*Entries shown*
● ● ●

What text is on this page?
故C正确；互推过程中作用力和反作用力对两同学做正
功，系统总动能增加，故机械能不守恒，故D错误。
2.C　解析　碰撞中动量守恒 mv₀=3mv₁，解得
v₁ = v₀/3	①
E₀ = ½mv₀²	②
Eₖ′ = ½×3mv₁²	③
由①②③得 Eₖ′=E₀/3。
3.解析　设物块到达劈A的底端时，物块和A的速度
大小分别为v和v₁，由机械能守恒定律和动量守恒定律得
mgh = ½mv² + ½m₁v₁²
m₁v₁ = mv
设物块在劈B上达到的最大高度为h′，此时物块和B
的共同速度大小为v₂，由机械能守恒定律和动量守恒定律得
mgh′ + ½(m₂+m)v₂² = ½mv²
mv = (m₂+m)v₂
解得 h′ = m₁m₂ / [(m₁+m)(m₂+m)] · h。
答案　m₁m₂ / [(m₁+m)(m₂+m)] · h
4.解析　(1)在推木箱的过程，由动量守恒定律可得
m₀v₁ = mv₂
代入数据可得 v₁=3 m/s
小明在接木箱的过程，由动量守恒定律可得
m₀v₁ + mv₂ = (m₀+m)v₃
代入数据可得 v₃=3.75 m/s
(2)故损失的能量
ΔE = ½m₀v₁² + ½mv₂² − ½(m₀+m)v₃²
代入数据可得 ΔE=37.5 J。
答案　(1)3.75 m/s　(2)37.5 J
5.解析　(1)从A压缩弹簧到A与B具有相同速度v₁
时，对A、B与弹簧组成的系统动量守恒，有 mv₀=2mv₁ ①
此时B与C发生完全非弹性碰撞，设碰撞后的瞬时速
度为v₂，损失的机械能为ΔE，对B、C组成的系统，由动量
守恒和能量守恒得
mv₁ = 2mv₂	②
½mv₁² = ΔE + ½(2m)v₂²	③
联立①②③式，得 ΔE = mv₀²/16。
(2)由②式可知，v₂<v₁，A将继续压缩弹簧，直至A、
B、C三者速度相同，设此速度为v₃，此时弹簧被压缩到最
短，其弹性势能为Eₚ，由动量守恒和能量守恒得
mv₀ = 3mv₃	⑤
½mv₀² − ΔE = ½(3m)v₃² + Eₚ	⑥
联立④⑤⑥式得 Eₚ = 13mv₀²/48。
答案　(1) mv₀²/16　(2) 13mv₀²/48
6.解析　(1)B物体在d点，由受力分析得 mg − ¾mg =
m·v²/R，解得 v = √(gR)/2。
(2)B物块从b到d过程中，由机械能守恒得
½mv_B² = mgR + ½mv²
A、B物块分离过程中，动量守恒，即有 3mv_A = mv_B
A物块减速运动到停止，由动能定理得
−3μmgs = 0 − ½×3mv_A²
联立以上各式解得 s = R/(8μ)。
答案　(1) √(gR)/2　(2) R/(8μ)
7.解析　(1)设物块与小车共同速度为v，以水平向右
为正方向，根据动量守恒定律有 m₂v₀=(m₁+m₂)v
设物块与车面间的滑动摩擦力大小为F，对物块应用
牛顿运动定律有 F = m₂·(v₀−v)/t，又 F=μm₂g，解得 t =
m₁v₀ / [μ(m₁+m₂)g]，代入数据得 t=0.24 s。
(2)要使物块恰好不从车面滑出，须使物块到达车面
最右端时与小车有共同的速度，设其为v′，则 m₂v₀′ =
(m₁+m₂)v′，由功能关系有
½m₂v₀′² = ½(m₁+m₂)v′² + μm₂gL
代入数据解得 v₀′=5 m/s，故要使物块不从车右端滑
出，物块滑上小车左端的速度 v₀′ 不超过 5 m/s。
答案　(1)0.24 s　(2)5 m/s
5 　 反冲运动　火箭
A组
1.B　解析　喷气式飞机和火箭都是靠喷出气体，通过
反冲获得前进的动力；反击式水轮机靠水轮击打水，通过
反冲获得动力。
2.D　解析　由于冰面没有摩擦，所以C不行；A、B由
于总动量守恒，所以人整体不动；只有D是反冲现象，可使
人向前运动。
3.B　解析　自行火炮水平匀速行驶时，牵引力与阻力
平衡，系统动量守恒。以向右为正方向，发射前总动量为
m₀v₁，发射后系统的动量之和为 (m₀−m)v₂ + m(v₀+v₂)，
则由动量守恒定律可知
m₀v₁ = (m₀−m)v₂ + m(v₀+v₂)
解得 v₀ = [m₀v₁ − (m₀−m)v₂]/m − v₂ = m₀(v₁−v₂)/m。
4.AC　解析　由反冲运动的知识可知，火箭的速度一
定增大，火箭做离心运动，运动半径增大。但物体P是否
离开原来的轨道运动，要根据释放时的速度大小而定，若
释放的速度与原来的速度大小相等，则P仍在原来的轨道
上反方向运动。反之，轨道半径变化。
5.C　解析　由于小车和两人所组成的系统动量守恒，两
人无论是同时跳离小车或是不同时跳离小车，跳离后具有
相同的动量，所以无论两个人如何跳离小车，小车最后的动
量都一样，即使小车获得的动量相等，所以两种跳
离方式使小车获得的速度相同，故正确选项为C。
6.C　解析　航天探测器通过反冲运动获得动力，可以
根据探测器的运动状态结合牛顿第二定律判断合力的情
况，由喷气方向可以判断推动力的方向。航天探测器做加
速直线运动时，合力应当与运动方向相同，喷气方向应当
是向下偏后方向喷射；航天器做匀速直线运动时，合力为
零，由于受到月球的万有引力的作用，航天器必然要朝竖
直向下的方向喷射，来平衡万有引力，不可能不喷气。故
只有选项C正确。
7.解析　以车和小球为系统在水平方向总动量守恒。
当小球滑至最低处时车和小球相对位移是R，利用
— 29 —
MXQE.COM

● ● ●

*Task goal*
Take the lines above and print them exactly.

*Answer for this exercise*
What text is on this page?
故C正确；互推过程中作用力和反作用力对两同学做正
功，系统总动能增加，故机械能不守恒，故D错误。
2.C　解析　碰撞中动量守恒 mv₀=3mv₁，解得
v₁ = v₀/3	①
E₀ = ½mv₀²	②
Eₖ′ = ½×3mv₁²	③
由①②③得 Eₖ′=E₀/3。
3.解析　设物块到达劈A的底端时，物块和A的速度
大小分别为v和v₁，由机械能守恒定律和动量守恒定律得
mgh = ½mv² + ½m₁v₁²
m₁v₁ = mv
设物块在劈B上达到的最大高度为h′，此时物块和B
的共同速度大小为v₂，由机械能守恒定律和动量守恒定律得
mgh′ + ½(m₂+m)v₂² = ½mv²
mv = (m₂+m)v₂
解得 h′ = m₁m₂ / [(m₁+m)(m₂+m)] · h。
答案　m₁m₂ / [(m₁+m)(m₂+m)] · h
4.解析　(1)在推木箱的过程，由动量守恒定律可得
m₀v₁ = mv₂
代入数据可得 v₁=3 m/s
小明在接木箱的过程，由动量守恒定律可得
m₀v₁ + mv₂ = (m₀+m)v₃
代入数据可得 v₃=3.75 m/s
(2)故损失的能量
ΔE = ½m₀v₁² + ½mv₂² − ½(m₀+m)v₃²
代入数据可得 ΔE=37.5 J。
答案　(1)3.75 m/s　(2)37.5 J
5.解析　(1)从A压缩弹簧到A与B具有相同速度v₁
时，对A、B与弹簧组成的系统动量守恒，有 mv₀=2mv₁ ①
此时B与C发生完全非弹性碰撞，设碰撞后的瞬时速
度为v₂，损失的机械能为ΔE，对B、C组成的系统，由动量
守恒和能量守恒得
mv₁ = 2mv₂	②
½mv₁² = ΔE + ½(2m)v₂²	③
联立①②③式，得 ΔE = mv₀²/16。
(2)由②式可知，v₂<v₁，A将继续压缩弹簧，直至A、
B、C三者速度相同，设此速度为v₃，此时弹簧被压缩到最
短，其弹性势能为Eₚ，由动量守恒和能量守恒得
mv₀ = 3mv₃	⑤
½mv₀² − ΔE = ½(3m)v₃² + Eₚ	⑥
联立④⑤⑥式得 Eₚ = 13mv₀²/48。
答案　(1) mv₀²/16　(2) 13mv₀²/48
6.解析　(1)B物体在d点，由受力分析得 mg − ¾mg =
m·v²/R，解得 v = √(gR)/2。
(2)B物块从b到d过程中，由机械能守恒得
½mv_B² = mgR + ½mv²
A、B物块分离过程中，动量守恒，即有 3mv_A = mv_B
A物块减速运动到停止，由动能定理得
−3μmgs = 0 − ½×3mv_A²
联立以上各式解得 s = R/(8μ)。
答案　(1) √(gR)/2　(2) R/(8μ)
7.解析　(1)设物块与小车共同速度为v，以水平向右
为正方向，根据动量守恒定律有 m₂v₀=(m₁+m₂)v
设物块与车面间的滑动摩擦力大小为F，对物块应用
牛顿运动定律有 F = m₂·(v₀−v)/t，又 F=μm₂g，解得 t =
m₁v₀ / [μ(m₁+m₂)g]，代入数据得 t=0.24 s。
(2)要使物块恰好不从车面滑出，须使物块到达车面
最右端时与小车有共同的速度，设其为v′，则 m₂v₀′ =
(m₁+m₂)v′，由功能关系有
½m₂v₀′² = ½(m₁+m₂)v′² + μm₂gL
代入数据解得 v₀′=5 m/s，故要使物块不从车右端滑
出，物块滑上小车左端的速度 v₀′ 不超过 5 m/s。
答案　(1)0.24 s　(2)5 m/s
5 　 反冲运动　火箭
A组
1.B　解析　喷气式飞机和火箭都是靠喷出气体，通过
反冲获得前进的动力；反击式水轮机靠水轮击打水，通过
反冲获得动力。
2.D　解析　由于冰面没有摩擦，所以C不行；A、B由
于总动量守恒，所以人整体不动；只有D是反冲现象，可使
人向前运动。
3.B　解析　自行火炮水平匀速行驶时，牵引力与阻力
平衡，系统动量守恒。以向右为正方向，发射前总动量为
m₀v₁，发射后系统的动量之和为 (m₀−m)v₂ + m(v₀+v₂)，
则由动量守恒定律可知
m₀v₁ = (m₀−m)v₂ + m(v₀+v₂)
解得 v₀ = [m₀v₁ − (m₀−m)v₂]/m − v₂ = m₀(v₁−v₂)/m。
4.AC　解析　由反冲运动的知识可知，火箭的速度一
定增大，火箭做离心运动，运动半径增大。但物体P是否
离开原来的轨道运动，要根据释放时的速度大小而定，若
释放的速度与原来的速度大小相等，则P仍在原来的轨道
上反方向运动。反之，轨道半径变化。
5.C　解析　由于小车和两人所组成的系统动量守恒，两
人无论是同时跳离小车或是不同时跳离小车，跳离后具有
相同的动量，所以无论两个人如何跳离小车，小车最后的动
量都一样，即使小车获得的动量相等，所以两种跳
离方式使小车获得的速度相同，故正确选项为C。
6.C　解析　航天探测器通过反冲运动获得动力，可以
根据探测器的运动状态结合牛顿第二定律判断合力的情
况，由喷气方向可以判断推动力的方向。航天探测器做加
速直线运动时，合力应当与运动方向相同，喷气方向应当
是向下偏后方向喷射；航天器做匀速直线运动时，合力为
零，由于受到月球的万有引力的作用，航天器必然要朝竖
直向下的方向喷射，来平衡万有引力，不可能不喷气。故
只有选项C正确。
7.解析　以车和小球为系统在水平方向总动量守恒。
当小球滑至最低处时车和小球相对位移是R，利用
— 29 —
MXQE.COM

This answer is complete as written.